[Requirement] Output the data word for word, dropping every image.
****
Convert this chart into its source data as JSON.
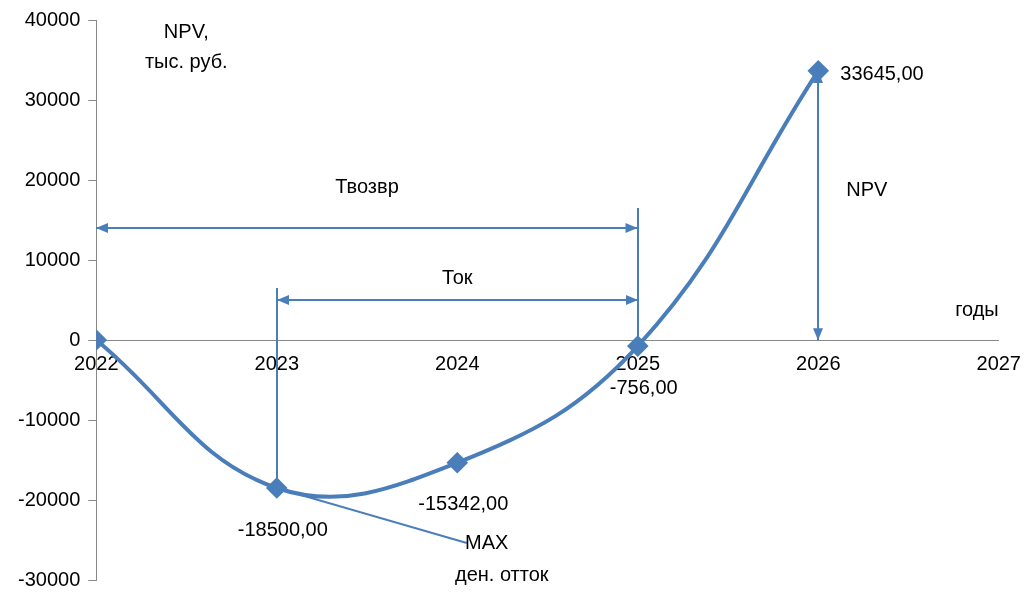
{
  "chart_data": {
    "type": "line",
    "ylabel": "NPV,\nтыс. руб.",
    "xlabel": "годы",
    "x": [
      2022,
      2023,
      2024,
      2025,
      2026
    ],
    "series": [
      {
        "color": "#4a7ebb",
        "values": [
          0,
          -18500,
          -15342,
          -756,
          33645
        ],
        "value_labels": [
          null,
          "-18500,00",
          "-15342,00",
          "-756,00",
          "33645,00"
        ]
      }
    ],
    "xlim": [
      2022,
      2027
    ],
    "xticks": [
      2022,
      2023,
      2024,
      2025,
      2026,
      2027
    ],
    "ylim": [
      -30000,
      40000
    ],
    "yticks": [
      -30000,
      -20000,
      -10000,
      0,
      10000,
      20000,
      30000,
      40000
    ],
    "grid": false,
    "legend": false,
    "marker": "diamond",
    "line_style": "solid",
    "annotations": [
      "Твозвр",
      "Ток",
      "NPV",
      {
        "text": "MAX\nден. отток",
        "x": 2023,
        "y": -18500
      }
    ]
  }
}
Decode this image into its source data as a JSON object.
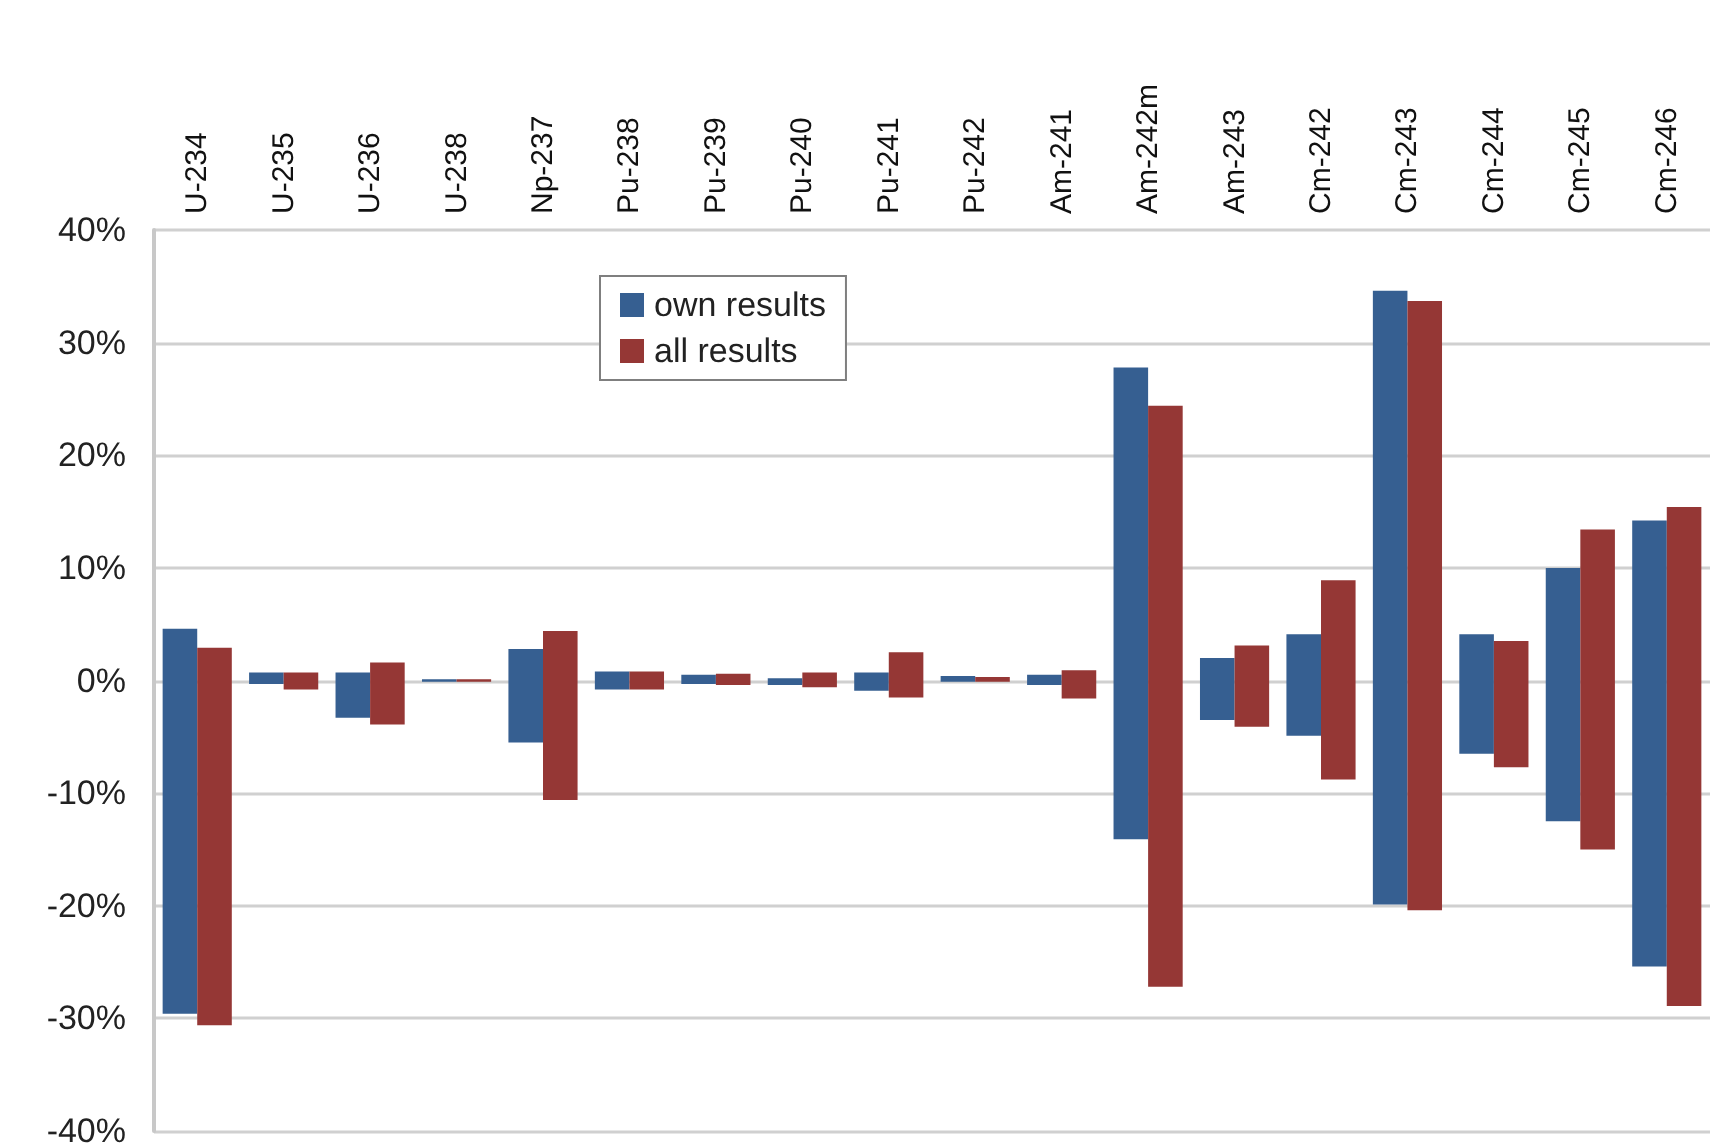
{
  "chart_data": {
    "type": "bar",
    "categories": [
      "U-234",
      "U-235",
      "U-236",
      "U-238",
      "Np-237",
      "Pu-238",
      "Pu-239",
      "Pu-240",
      "Pu-241",
      "Pu-242",
      "Am-241",
      "Am-242m",
      "Am-243",
      "Cm-242",
      "Cm-243",
      "Cm-244",
      "Cm-245",
      "Cm-246"
    ],
    "series": [
      {
        "name": "own results",
        "color": "#365f91",
        "base": [
          -29.6,
          -0.3,
          -3.3,
          -0.1,
          -5.5,
          -0.8,
          -0.3,
          -0.4,
          -0.9,
          -0.1,
          -0.4,
          -14.1,
          -3.5,
          -4.9,
          -19.9,
          -6.5,
          -12.5,
          -25.4
        ],
        "values": [
          34.2,
          1.0,
          4.0,
          0.2,
          8.3,
          1.6,
          0.8,
          0.6,
          1.6,
          0.5,
          0.9,
          41.9,
          5.5,
          9.0,
          54.5,
          10.6,
          22.5,
          39.6
        ]
      },
      {
        "name": "all results",
        "color": "#953735",
        "base": [
          -30.6,
          -0.8,
          -3.9,
          -0.1,
          -10.6,
          -0.8,
          -0.4,
          -0.6,
          -1.5,
          -0.1,
          -1.6,
          -27.2,
          -4.1,
          -8.8,
          -20.4,
          -7.7,
          -15.0,
          -28.9
        ],
        "values": [
          33.5,
          1.5,
          5.5,
          0.2,
          15.0,
          1.6,
          1.0,
          1.3,
          4.0,
          0.4,
          2.5,
          51.6,
          7.2,
          17.7,
          54.1,
          11.2,
          28.4,
          44.3
        ]
      }
    ],
    "ylim": [
      -40,
      40
    ],
    "yticks": [
      {
        "value": -40,
        "label": "-40%"
      },
      {
        "value": -30,
        "label": "-30%"
      },
      {
        "value": -20,
        "label": "-20%"
      },
      {
        "value": -10,
        "label": "-10%"
      },
      {
        "value": 0,
        "label": "0%"
      },
      {
        "value": 10,
        "label": "10%"
      },
      {
        "value": 20,
        "label": "20%"
      },
      {
        "value": 30,
        "label": "30%"
      },
      {
        "value": 40,
        "label": "40%"
      }
    ],
    "grid": "y",
    "legend": "top"
  }
}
****
[Correct response]
Convert this chart into its source data as JSON.
{
  "chart_data": {
    "type": "line",
    "ylabel": "NPV,\nтыс. руб.",
    "xlabel": "годы",
    "x": [
      2022,
      2023,
      2024,
      2025,
      2026
    ],
    "series": [
      {
        "color": "#4a7ebb",
        "values": [
          0,
          -18500,
          -15342,
          -756,
          33645
        ],
        "value_labels": [
          null,
          "-18500,00",
          "-15342,00",
          "-756,00",
          "33645,00"
        ]
      }
    ],
    "xlim": [
      2022,
      2027
    ],
    "xticks": [
      2022,
      2023,
      2024,
      2025,
      2026,
      2027
    ],
    "ylim": [
      -30000,
      40000
    ],
    "yticks": [
      -30000,
      -20000,
      -10000,
      0,
      10000,
      20000,
      30000,
      40000
    ],
    "grid": false,
    "legend": false,
    "marker": "diamond",
    "line_style": "solid",
    "annotations": [
      "Твозвр",
      "Ток",
      "NPV",
      {
        "text": "MAX\nден. отток",
        "x": 2023,
        "y": -18500
      }
    ]
  }
}
Decode this image into its source data as a JSON object.
{
  "chart_data": {
    "type": "bar",
    "categories": [
      "U-234",
      "U-235",
      "U-236",
      "U-238",
      "Np-237",
      "Pu-238",
      "Pu-239",
      "Pu-240",
      "Pu-241",
      "Pu-242",
      "Am-241",
      "Am-242m",
      "Am-243",
      "Cm-242",
      "Cm-243",
      "Cm-244",
      "Cm-245",
      "Cm-246"
    ],
    "series": [
      {
        "name": "own results",
        "color": "#365f91",
        "base": [
          -29.6,
          -0.3,
          -3.3,
          -0.1,
          -5.5,
          -0.8,
          -0.3,
          -0.4,
          -0.9,
          -0.1,
          -0.4,
          -14.1,
          -3.5,
          -4.9,
          -19.9,
          -6.5,
          -12.5,
          -25.4
        ],
        "values": [
          34.2,
          1.0,
          4.0,
          0.2,
          8.3,
          1.6,
          0.8,
          0.6,
          1.6,
          0.5,
          0.9,
          41.9,
          5.5,
          9.0,
          54.5,
          10.6,
          22.5,
          39.6
        ]
      },
      {
        "name": "all results",
        "color": "#953735",
        "base": [
          -30.6,
          -0.8,
          -3.9,
          -0.1,
          -10.6,
          -0.8,
          -0.4,
          -0.6,
          -1.5,
          -0.1,
          -1.6,
          -27.2,
          -4.1,
          -8.8,
          -20.4,
          -7.7,
          -15.0,
          -28.9
        ],
        "values": [
          33.5,
          1.5,
          5.5,
          0.2,
          15.0,
          1.6,
          1.0,
          1.3,
          4.0,
          0.4,
          2.5,
          51.6,
          7.2,
          17.7,
          54.1,
          11.2,
          28.4,
          44.3
        ]
      }
    ],
    "ylim": [
      -40,
      40
    ],
    "yticks": [
      {
        "value": -40,
        "label": "-40%"
      },
      {
        "value": -30,
        "label": "-30%"
      },
      {
        "value": -20,
        "label": "-20%"
      },
      {
        "value": -10,
        "label": "-10%"
      },
      {
        "value": 0,
        "label": "0%"
      },
      {
        "value": 10,
        "label": "10%"
      },
      {
        "value": 20,
        "label": "20%"
      },
      {
        "value": 30,
        "label": "30%"
      },
      {
        "value": 40,
        "label": "40%"
      }
    ],
    "grid": "y",
    "legend": "top"
  }
}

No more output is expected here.